SPEAKER_00:Yeah, everything you're saying makes a lot of sense and actually finding the spiritual path and the meaning, you know, for growth, for generational trauma, healing, all that stuff sounds great. And the follow-up question would be is like, I see my shadow work, I'm working with healing myself, and my kids still don't talk to me. So I'm healing myself, I'm having great relationships, and then there's this distorted relationship over here. And what do you say to a parent in that part? What's that next stage? Or is that just like I'm okay?
SPEAKER_01:You create the possibility that one day that child will become an adult, and that as they go through their process of healing, because that's going to be traumatic to be alienated from your father or whoever, it's going to be traumatic for them. They're going to have to deal with it. And on their healing journey, because they probably now to help make sense of their reality, they probably have to see you as the bad guy. Right? You've been placed as the villain in someone's story, or your father was a terrible person and he was a bad guy. And so my work, because I've been placed as the villain as well in someone's story. And so my work has been to surrender to allowing myself to be the bad guy, to love those parts of me, and to create a possibility of reconciliation one day, because that child is going to be an adult one day and they will figure it out. I mean, the truth does come out at some point. Because I mean, we're living in an uncertainty. And so what I would do is I would pray that I get the opportunity to reconcile, and that will be a beautiful experience as they go through their healing journey and that I'm here whenever they're ready.

* [Exercise instructions]
A. Condense the paragraph in the transcript that begins "You create the possibility" into a shorter version that keeps its main points.
B. Please continue the transcript about healing and estrangement from one's children, picking up after its final line.

* [Raw data]
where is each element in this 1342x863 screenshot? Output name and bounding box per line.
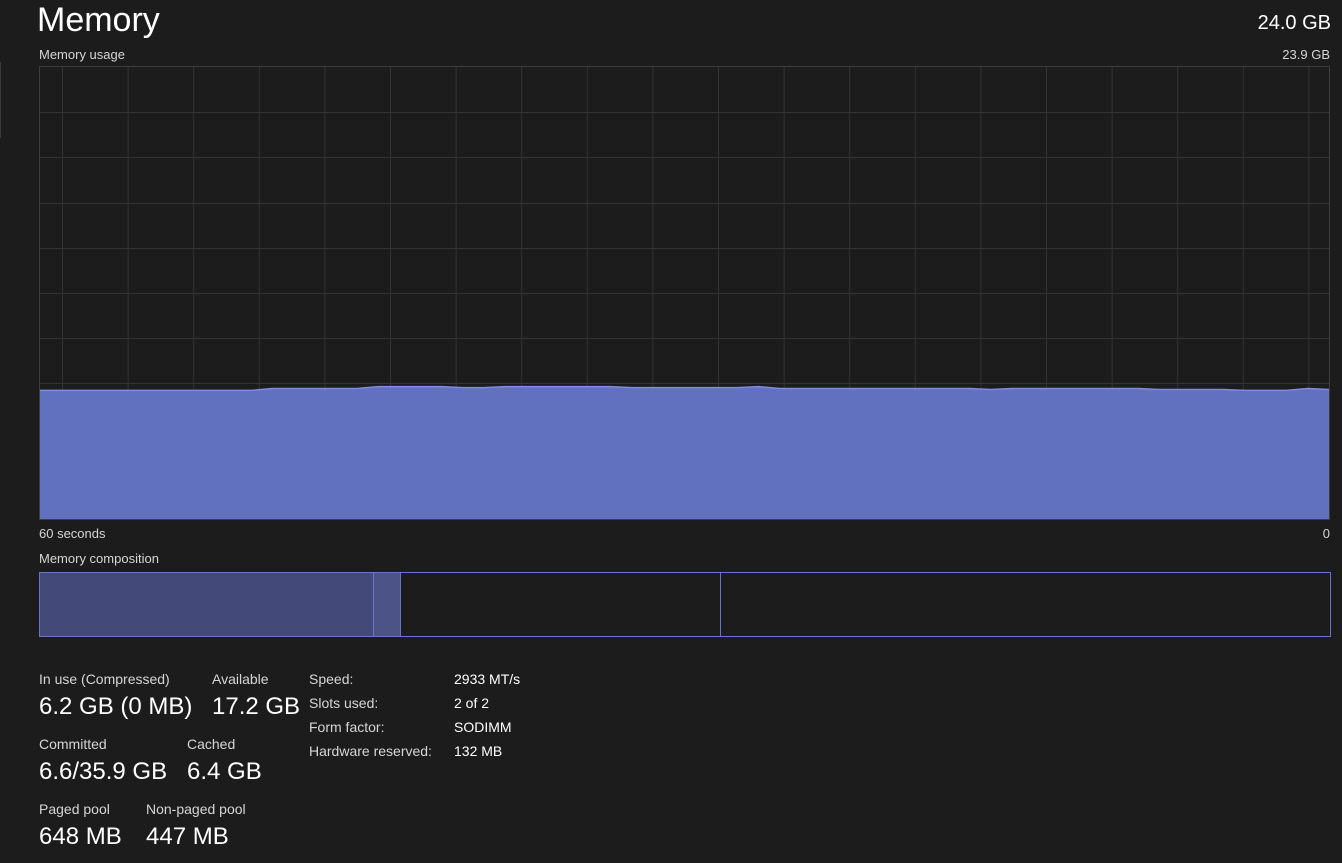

* [Results for each task]
A. A parent who keeps healing creates the possibility that an estranged child will reconcile after growing up. Being alienated from a parent is traumatic, and the child will have to deal with it. To make sense of that reality, the child will probably cast the parent as the bad guy, the villain in their story. The speaker has also been placed as the villain in someone's story. The speaker's work has been to surrender to being the bad guy, to love those parts of the self, and to keep reconciliation possible. The child will be an adult one day and will figure it out, since the truth comes out at some point. The advice is to pray for the chance to reconcile, which would be a beautiful experience as the child heals, and to be there whenever the child is ready.

B.
SPEAKER_00:That's wonderful. And must probably happen a good amount of times, but there's also this thing where that's never going to happen. In the shadow work, where's the shadow work and going, oh, this is never going to change? This is actually what's going to happen. Is there a release? Is there some kind of reconciliation with, oh yeah, I don't have any control in life. It's just going to be this way.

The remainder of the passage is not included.